Task goal – Copy out lines with the word "image" from the material that follows.

:: Supplied material ::

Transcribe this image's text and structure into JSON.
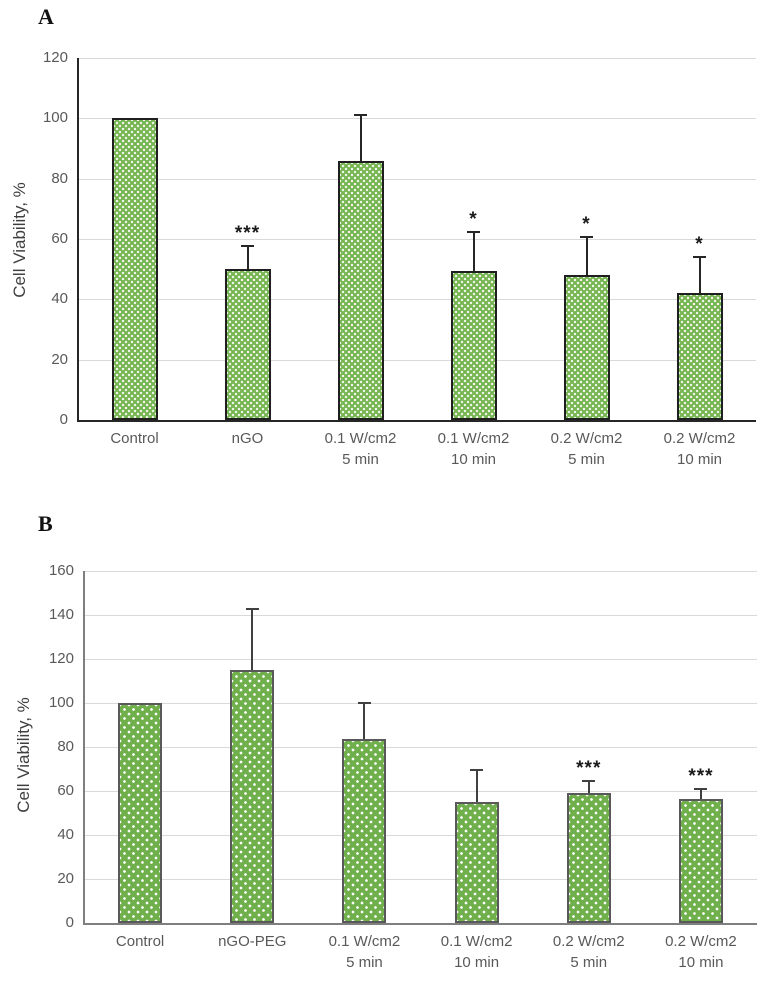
{
  "figure": {
    "background": "#ffffff",
    "grid_color": "#d9d9d9",
    "tick_text_color": "#595959",
    "axis_label_color": "#3f3f3f"
  },
  "chart_data": [
    {
      "type": "bar",
      "panel_label": "A",
      "ylabel": "Cell Viability, %",
      "ylim": [
        0,
        120
      ],
      "ytick_step": 20,
      "yticks": [
        0,
        20,
        40,
        60,
        80,
        100,
        120
      ],
      "categories": [
        [
          "Control"
        ],
        [
          "nGO"
        ],
        [
          "0.1 W/cm2",
          "5 min"
        ],
        [
          "0.1 W/cm2",
          "10 min"
        ],
        [
          "0.2 W/cm2",
          "5 min"
        ],
        [
          "0.2 W/cm2",
          "10 min"
        ]
      ],
      "values": [
        100,
        50,
        86,
        49.5,
        48,
        42
      ],
      "errors_up": [
        0,
        8,
        15.5,
        13,
        13,
        12.5
      ],
      "significance": [
        "",
        "***",
        "",
        "*",
        "*",
        "*"
      ],
      "grid": true,
      "legend": "none",
      "bar_fill": "#76b551",
      "bar_pattern": "dense-dots",
      "bar_border_color": "#1f1f1f",
      "axis_color": "#262626",
      "error_color": "#262626"
    },
    {
      "type": "bar",
      "panel_label": "B",
      "ylabel": "Cell Viability, %",
      "ylim": [
        0,
        160
      ],
      "ytick_step": 20,
      "yticks": [
        0,
        20,
        40,
        60,
        80,
        100,
        120,
        140,
        160
      ],
      "categories": [
        [
          "Control"
        ],
        [
          "nGO-PEG"
        ],
        [
          "0.1 W/cm2",
          "5 min"
        ],
        [
          "0.1 W/cm2",
          "10 min"
        ],
        [
          "0.2 W/cm2",
          "5 min"
        ],
        [
          "0.2 W/cm2",
          "10 min"
        ]
      ],
      "values": [
        100,
        115,
        83.5,
        55,
        59,
        56.5
      ],
      "errors_up": [
        0,
        28,
        17,
        15,
        6,
        5
      ],
      "significance": [
        "",
        "",
        "",
        "",
        "***",
        "***"
      ],
      "grid": true,
      "legend": "none",
      "bar_fill": "#6fb04c",
      "bar_pattern": "sparse-dots",
      "bar_border_color": "#595959",
      "axis_color": "#7f7f7f",
      "error_color": "#404040"
    }
  ]
}
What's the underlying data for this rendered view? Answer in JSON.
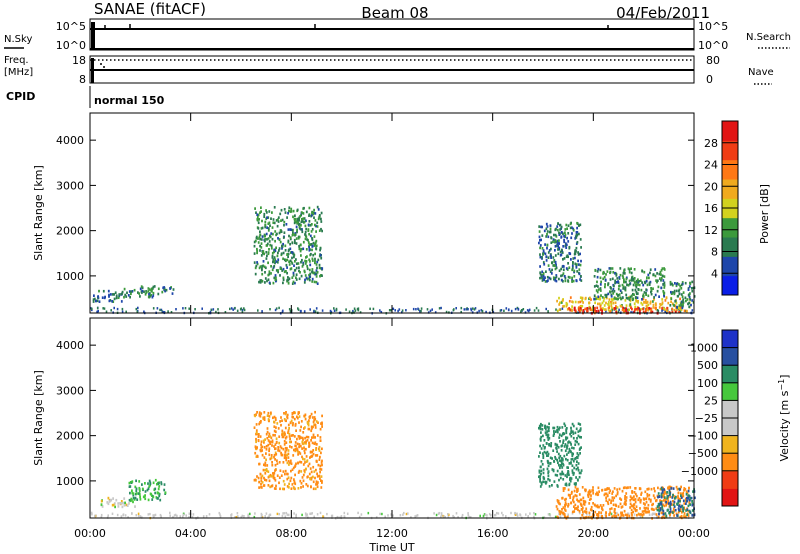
{
  "header": {
    "title": "SANAE (fitACF)",
    "beam": "Beam 08",
    "date": "04/Feb/2011"
  },
  "summary": {
    "nsky_label": "N.Sky",
    "nsky_ticks": [
      "10^5",
      "10^0"
    ],
    "nsearch_label": "N.Search",
    "freq_label": "Freq.",
    "freq_unit": "[MHz]",
    "freq_ticks": [
      "18",
      "8"
    ],
    "nave_label": "Nave",
    "nave_ticks": [
      "80",
      "0"
    ],
    "cpid_label": "CPID",
    "cpid_value": "normal 150"
  },
  "colors": {
    "power_bar": [
      "#0a1ee6",
      "#1e46aa",
      "#2a7a50",
      "#3c9a3c",
      "#d2d21e",
      "#f0aa1e",
      "#ff7814",
      "#f03c14",
      "#e11414"
    ],
    "velocity_bar": [
      "#e11414",
      "#f03c14",
      "#ff8c14",
      "#f0b41e",
      "#c8c8c8",
      "#c8c8c8",
      "#46c83c",
      "#2a8c64",
      "#2850a0",
      "#1e32c8"
    ],
    "background_scatter": "#8c8c8c"
  },
  "chart_data": [
    {
      "type": "heatmap",
      "panel": "power",
      "xlabel": "",
      "ylabel": "Slant Range [km]",
      "ylim": [
        180,
        4600
      ],
      "y_ticks": [
        1000,
        2000,
        3000,
        4000
      ],
      "x_ticks": [],
      "colorbar": {
        "label": "Power [dB]",
        "range": [
          0,
          32
        ],
        "tick_values": [
          4,
          8,
          12,
          16,
          20,
          24,
          28
        ],
        "tick_labels": [
          "4",
          "8",
          "12",
          "16",
          "20",
          "24",
          "28"
        ]
      },
      "echo_regions": [
        {
          "t": [
            0.1,
            1.3
          ],
          "r": [
            450,
            700
          ],
          "value": 8
        },
        {
          "t": [
            1.3,
            2.5
          ],
          "r": [
            550,
            760
          ],
          "value": 10
        },
        {
          "t": [
            2.0,
            3.3
          ],
          "r": [
            620,
            800
          ],
          "value": 9
        },
        {
          "t": [
            6.5,
            9.2
          ],
          "r": [
            850,
            2550
          ],
          "value": 10
        },
        {
          "t": [
            17.8,
            19.5
          ],
          "r": [
            900,
            2200
          ],
          "value": 8
        },
        {
          "t": [
            18.5,
            23.8
          ],
          "r": [
            250,
            550
          ],
          "value": 18
        },
        {
          "t": [
            19.0,
            23.5
          ],
          "r": [
            200,
            330
          ],
          "value": 27
        },
        {
          "t": [
            20.0,
            22.8
          ],
          "r": [
            500,
            1200
          ],
          "value": 10
        },
        {
          "t": [
            23.0,
            24.0
          ],
          "r": [
            300,
            900
          ],
          "value": 9
        }
      ]
    },
    {
      "type": "heatmap",
      "panel": "velocity",
      "xlabel": "Time UT",
      "ylabel": "Slant Range [km]",
      "ylim": [
        180,
        4600
      ],
      "xlim": [
        0,
        24
      ],
      "x_ticks": [
        0,
        4,
        8,
        12,
        16,
        20,
        24
      ],
      "x_tick_labels": [
        "00:00",
        "04:00",
        "08:00",
        "12:00",
        "16:00",
        "20:00",
        "00:00"
      ],
      "y_ticks": [
        1000,
        2000,
        3000,
        4000
      ],
      "colorbar": {
        "label": "Velocity [m s^-1]",
        "tick_labels": [
          "1000",
          "500",
          "100",
          "25",
          "−25",
          "−100",
          "−500",
          "−1000"
        ]
      },
      "echo_regions": [
        {
          "t": [
            0.3,
            1.8
          ],
          "r": [
            450,
            650
          ],
          "value": 0
        },
        {
          "t": [
            1.5,
            3.0
          ],
          "r": [
            600,
            1050
          ],
          "value": 100
        },
        {
          "t": [
            6.5,
            9.2
          ],
          "r": [
            850,
            2550
          ],
          "value": -150
        },
        {
          "t": [
            17.8,
            19.5
          ],
          "r": [
            900,
            2300
          ],
          "value": 300
        },
        {
          "t": [
            18.5,
            23.8
          ],
          "r": [
            200,
            900
          ],
          "value": -200
        },
        {
          "t": [
            22.5,
            24.0
          ],
          "r": [
            250,
            900
          ],
          "value": 500
        }
      ]
    }
  ]
}
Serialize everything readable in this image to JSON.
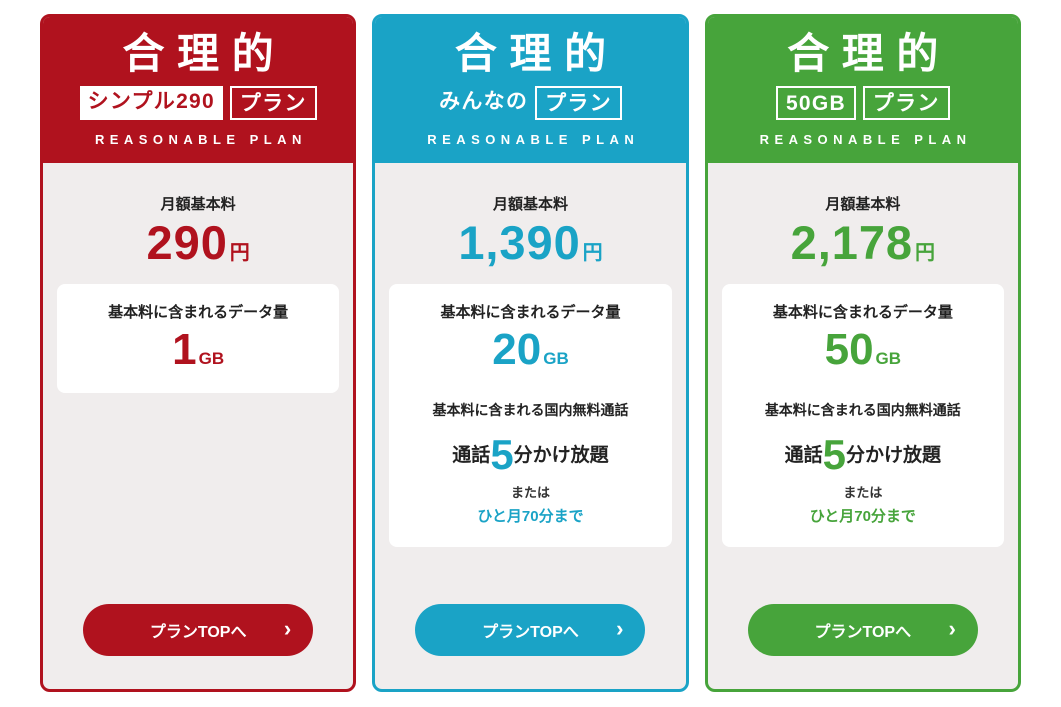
{
  "page": {
    "background": "#ffffff"
  },
  "plans": [
    {
      "name": "シンプル290プラン",
      "accent_color": "#b0121e",
      "header": {
        "title": "合理的",
        "badge_primary": "シンプル290",
        "badge_secondary": "プラン",
        "subtitle": "REASONABLE PLAN"
      },
      "price": {
        "label": "月額基本料",
        "value": "290",
        "unit": "円"
      },
      "data": {
        "label": "基本料に含まれるデータ量",
        "value": "1",
        "unit": "GB"
      },
      "button": {
        "label": "プランTOPへ",
        "chevron": "›"
      }
    },
    {
      "name": "みんなのプラン",
      "accent_color": "#1aa3c6",
      "header": {
        "title": "合理的",
        "badge_primary": "みんなの",
        "badge_secondary": "プラン",
        "subtitle": "REASONABLE PLAN"
      },
      "price": {
        "label": "月額基本料",
        "value": "1,390",
        "unit": "円"
      },
      "data": {
        "label": "基本料に含まれるデータ量",
        "value": "20",
        "unit": "GB"
      },
      "call": {
        "label": "基本料に含まれる国内無料通話",
        "prefix": "通話",
        "minutes": "5",
        "suffix": "分かけ放題",
        "or_text": "または",
        "monthly": "ひと月70分まで"
      },
      "button": {
        "label": "プランTOPへ",
        "chevron": "›"
      }
    },
    {
      "name": "50GBプラン",
      "accent_color": "#47a43b",
      "header": {
        "title": "合理的",
        "badge_primary": "50GB",
        "badge_secondary": "プラン",
        "subtitle": "REASONABLE PLAN"
      },
      "price": {
        "label": "月額基本料",
        "value": "2,178",
        "unit": "円"
      },
      "data": {
        "label": "基本料に含まれるデータ量",
        "value": "50",
        "unit": "GB"
      },
      "call": {
        "label": "基本料に含まれる国内無料通話",
        "prefix": "通話",
        "minutes": "5",
        "suffix": "分かけ放題",
        "or_text": "または",
        "monthly": "ひと月70分まで"
      },
      "button": {
        "label": "プランTOPへ",
        "chevron": "›"
      }
    }
  ]
}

:::

The completed task –
Transcribe this image's text and structure into JSON.
Serialize everything readable in this image to JSON.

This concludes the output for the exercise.